### Aim of the task
Whenever a line contains the string "poskytovatele", copy it out of the entries.

### Material to process
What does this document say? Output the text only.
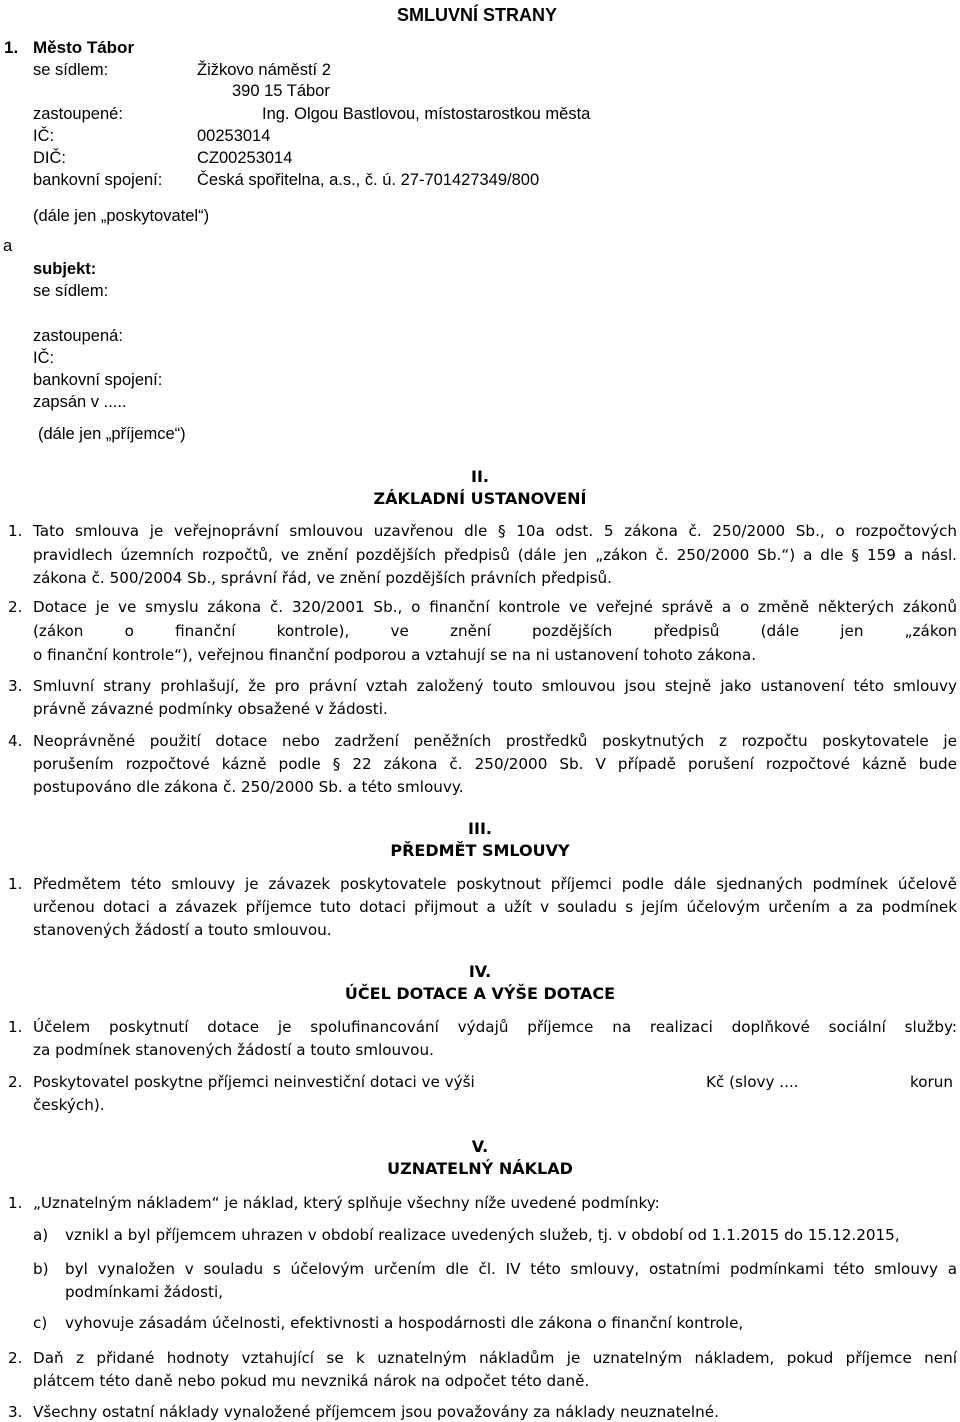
SMLUVNÍ STRANY
1. Město Tábor
se sídlem:	Žižkovo náměstí 2
390 15 Tábor
zastoupené:	Ing. Olgou Bastlovou, místostarostkou města
IČ:	00253014
DIČ:	CZ00253014
bankovní spojení: Česká spořitelna, a.s., č. ú. 27-701427349/800
(dále jen „poskytovatel“)
a
subjekt:
se sídlem:
zastoupená:
IČ:
bankovní spojení:
zapsán v .....
(dále jen „příjemce“)
II.
ZÁKLADNÍ USTANOVENÍ
1. Tato smlouva je veřejnoprávní smlouvou uzavřenou dle § 10a odst. 5 zákona č. 250/2000 Sb., o rozpočtových
pravidlech územních rozpočtů, ve znění pozdějších předpisů (dále jen „zákon č. 250/2000 Sb.“) a dle § 159 a násl.
zákona č. 500/2004 Sb., správní řád, ve znění pozdějších právních předpisů.
2. Dotace je ve smyslu zákona č. 320/2001 Sb., o finanční kontrole ve veřejné správě a o změně některých zákonů
(zákon o finanční kontrole), ve znění pozdějších předpisů (dále jen „zákon
o finanční kontrole“), veřejnou finanční podporou a vztahují se na ni ustanovení tohoto zákona.
3. Smluvní strany prohlašují, že pro právní vztah založený touto smlouvou jsou stejně jako ustanovení této smlouvy
právně závazné podmínky obsažené v žádosti.
4. Neoprávněné použití dotace nebo zadržení peněžních prostředků poskytnutých z rozpočtu poskytovatele je
porušením rozpočtové kázně podle § 22 zákona č. 250/2000 Sb. V případě porušení rozpočtové kázně bude
postupováno dle zákona č. 250/2000 Sb. a této smlouvy.
III.
PŘEDMĚT SMLOUVY
1. Předmětem této smlouvy je závazek poskytovatele poskytnout příjemci podle dále sjednaných podmínek účelově
určenou dotaci a závazek příjemce tuto dotaci přijmout a užít v souladu s jejím účelovým určením a za podmínek
stanovených žádostí a touto smlouvou.
IV.
ÚČEL DOTACE A VÝŠE DOTACE
1. Účelem poskytnutí dotace je spolufinancování výdajů příjemce na realizaci doplňkové sociální služby:
za podmínek stanovených žádostí a touto smlouvou.
2. Poskytovatel poskytne příjemci neinvestiční dotaci ve výši	Kč (slovy ....	korun
českých).
V.
UZNATELNÝ NÁKLAD
1. „Uznatelným nákladem“ je náklad, který splňuje všechny níže uvedené podmínky:
a) vznikl a byl příjemcem uhrazen v období realizace uvedených služeb, tj. v období od 1.1.2015 do 15.12.2015,
b) byl vynaložen v souladu s účelovým určením dle čl. IV této smlouvy, ostatními podmínkami této smlouvy a
podmínkami žádosti,
c) vyhovuje zásadám účelnosti, efektivnosti a hospodárnosti dle zákona o finanční kontrole,
2. Daň z přidané hodnoty vztahující se k uznatelným nákladům je uznatelným nákladem, pokud příjemce není
plátcem této daně nebo pokud mu nevzniká nárok na odpočet této daně.
3. Všechny ostatní náklady vynaložené příjemcem jsou považovány za náklady neuznatelné.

### Written response
4. Neoprávněné použití dotace nebo zadržení peněžních prostředků poskytnutých z rozpočtu poskytovatele je
1. Předmětem této smlouvy je závazek poskytovatele poskytnout příjemci podle dále sjednaných podmínek účelově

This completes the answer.